"""

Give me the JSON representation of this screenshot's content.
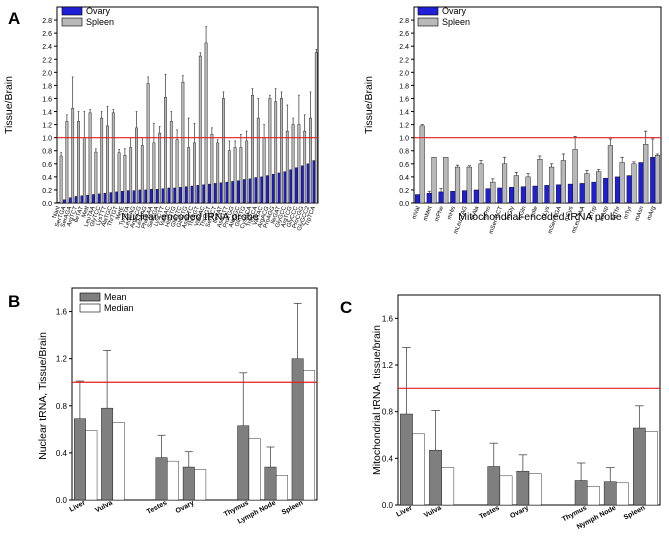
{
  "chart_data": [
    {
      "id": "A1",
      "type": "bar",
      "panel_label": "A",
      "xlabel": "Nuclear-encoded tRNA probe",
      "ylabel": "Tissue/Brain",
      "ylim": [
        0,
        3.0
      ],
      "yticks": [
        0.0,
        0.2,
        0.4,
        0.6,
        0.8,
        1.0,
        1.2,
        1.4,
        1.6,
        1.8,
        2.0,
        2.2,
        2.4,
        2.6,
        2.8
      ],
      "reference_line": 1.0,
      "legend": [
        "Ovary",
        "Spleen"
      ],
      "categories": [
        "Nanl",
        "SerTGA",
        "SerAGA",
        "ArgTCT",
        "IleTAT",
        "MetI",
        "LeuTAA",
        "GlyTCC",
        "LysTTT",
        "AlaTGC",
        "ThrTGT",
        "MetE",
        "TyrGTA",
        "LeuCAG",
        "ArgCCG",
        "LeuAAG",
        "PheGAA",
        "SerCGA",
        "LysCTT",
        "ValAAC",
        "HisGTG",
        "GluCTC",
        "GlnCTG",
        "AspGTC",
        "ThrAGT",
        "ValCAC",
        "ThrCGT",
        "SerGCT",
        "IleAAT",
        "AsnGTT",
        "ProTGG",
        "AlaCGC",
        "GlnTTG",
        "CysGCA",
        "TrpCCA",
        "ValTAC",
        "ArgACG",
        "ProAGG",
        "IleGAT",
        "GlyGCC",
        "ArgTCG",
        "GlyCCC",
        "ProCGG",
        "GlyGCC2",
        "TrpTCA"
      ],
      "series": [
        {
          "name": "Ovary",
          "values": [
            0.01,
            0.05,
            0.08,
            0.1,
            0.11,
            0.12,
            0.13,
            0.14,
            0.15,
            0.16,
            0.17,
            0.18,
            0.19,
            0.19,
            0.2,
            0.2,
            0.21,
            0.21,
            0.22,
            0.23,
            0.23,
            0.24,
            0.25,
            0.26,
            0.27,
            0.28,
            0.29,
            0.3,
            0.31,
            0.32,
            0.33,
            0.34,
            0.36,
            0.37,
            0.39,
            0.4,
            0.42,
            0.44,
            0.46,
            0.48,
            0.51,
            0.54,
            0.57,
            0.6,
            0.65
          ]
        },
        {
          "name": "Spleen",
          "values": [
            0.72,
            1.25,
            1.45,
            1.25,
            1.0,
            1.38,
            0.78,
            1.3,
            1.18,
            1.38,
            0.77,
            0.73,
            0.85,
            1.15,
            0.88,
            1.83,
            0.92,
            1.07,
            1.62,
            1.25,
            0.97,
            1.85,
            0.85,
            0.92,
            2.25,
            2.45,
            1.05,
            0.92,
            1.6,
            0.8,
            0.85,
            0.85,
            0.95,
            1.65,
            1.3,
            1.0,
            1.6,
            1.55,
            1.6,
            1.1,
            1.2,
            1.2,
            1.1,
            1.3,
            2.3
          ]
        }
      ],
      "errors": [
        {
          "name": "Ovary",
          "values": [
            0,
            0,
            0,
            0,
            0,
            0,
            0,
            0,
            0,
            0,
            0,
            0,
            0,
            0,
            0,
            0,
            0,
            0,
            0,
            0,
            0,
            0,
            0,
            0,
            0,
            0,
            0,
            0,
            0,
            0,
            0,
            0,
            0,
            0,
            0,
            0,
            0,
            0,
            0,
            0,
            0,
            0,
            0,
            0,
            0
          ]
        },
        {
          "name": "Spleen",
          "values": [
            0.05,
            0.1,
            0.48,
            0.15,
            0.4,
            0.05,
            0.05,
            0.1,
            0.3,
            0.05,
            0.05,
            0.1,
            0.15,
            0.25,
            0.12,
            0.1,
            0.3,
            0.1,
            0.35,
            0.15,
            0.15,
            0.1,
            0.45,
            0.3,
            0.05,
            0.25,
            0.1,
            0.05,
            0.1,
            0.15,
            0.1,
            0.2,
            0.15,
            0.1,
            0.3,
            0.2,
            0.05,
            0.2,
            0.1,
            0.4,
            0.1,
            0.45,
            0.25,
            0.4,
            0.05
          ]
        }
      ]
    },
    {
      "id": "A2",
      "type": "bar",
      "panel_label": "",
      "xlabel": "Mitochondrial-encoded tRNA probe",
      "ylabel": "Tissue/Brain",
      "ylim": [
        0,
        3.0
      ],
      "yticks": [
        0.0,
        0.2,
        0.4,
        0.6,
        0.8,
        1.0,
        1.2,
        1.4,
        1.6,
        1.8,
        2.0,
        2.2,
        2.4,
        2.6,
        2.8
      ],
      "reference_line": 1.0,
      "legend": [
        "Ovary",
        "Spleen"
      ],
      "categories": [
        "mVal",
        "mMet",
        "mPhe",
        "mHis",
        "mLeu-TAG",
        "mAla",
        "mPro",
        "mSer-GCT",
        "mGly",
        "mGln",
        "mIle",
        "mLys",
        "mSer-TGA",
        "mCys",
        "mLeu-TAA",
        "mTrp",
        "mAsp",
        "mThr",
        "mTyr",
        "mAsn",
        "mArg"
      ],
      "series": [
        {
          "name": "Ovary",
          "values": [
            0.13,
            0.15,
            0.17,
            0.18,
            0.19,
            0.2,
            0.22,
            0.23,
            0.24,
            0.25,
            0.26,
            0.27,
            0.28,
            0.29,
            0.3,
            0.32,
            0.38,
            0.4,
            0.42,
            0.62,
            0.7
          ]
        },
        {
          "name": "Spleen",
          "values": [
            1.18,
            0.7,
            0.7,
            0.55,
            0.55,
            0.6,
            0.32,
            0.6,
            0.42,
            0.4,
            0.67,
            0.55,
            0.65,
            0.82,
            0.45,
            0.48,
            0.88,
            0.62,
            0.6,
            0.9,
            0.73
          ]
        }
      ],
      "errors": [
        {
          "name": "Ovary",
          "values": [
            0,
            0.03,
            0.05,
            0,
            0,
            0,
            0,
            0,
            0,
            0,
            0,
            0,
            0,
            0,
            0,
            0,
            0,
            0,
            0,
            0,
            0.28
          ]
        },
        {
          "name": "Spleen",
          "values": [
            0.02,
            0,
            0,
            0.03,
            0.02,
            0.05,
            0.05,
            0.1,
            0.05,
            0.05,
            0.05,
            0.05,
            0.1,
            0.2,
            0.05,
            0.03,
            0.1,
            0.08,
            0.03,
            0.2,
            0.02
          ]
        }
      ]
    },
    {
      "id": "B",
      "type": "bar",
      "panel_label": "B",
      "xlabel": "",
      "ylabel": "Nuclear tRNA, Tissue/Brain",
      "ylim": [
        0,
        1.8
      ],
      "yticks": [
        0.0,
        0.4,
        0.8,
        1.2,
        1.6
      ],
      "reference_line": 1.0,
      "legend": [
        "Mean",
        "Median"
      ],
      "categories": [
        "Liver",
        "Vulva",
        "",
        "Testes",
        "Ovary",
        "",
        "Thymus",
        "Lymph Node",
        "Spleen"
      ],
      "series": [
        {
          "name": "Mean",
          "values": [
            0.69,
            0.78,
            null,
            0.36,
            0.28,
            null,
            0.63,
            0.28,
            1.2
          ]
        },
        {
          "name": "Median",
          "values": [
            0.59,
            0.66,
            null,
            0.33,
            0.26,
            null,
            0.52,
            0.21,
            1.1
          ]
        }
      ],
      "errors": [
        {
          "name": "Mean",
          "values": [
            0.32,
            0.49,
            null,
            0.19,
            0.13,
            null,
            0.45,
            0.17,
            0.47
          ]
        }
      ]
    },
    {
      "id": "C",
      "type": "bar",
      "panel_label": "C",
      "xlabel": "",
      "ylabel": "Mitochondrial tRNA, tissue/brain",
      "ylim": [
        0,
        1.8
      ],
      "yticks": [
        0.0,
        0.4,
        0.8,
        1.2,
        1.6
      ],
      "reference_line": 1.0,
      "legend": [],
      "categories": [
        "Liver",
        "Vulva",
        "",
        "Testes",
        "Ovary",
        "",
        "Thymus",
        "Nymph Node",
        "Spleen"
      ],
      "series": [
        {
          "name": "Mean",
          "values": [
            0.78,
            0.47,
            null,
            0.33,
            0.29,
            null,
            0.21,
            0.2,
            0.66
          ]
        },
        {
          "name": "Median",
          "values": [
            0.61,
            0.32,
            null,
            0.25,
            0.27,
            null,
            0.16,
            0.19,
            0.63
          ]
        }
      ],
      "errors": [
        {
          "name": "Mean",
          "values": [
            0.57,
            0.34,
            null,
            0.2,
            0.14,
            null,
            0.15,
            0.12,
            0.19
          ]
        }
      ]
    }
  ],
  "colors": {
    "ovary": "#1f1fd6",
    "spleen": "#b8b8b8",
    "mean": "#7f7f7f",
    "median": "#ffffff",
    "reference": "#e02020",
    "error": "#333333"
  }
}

"""

Take every line from the data that contains the word "encoded".

      "xlabel": "Nuclear-encoded tRNA probe",
      "xlabel": "Mitochondrial-encoded tRNA probe",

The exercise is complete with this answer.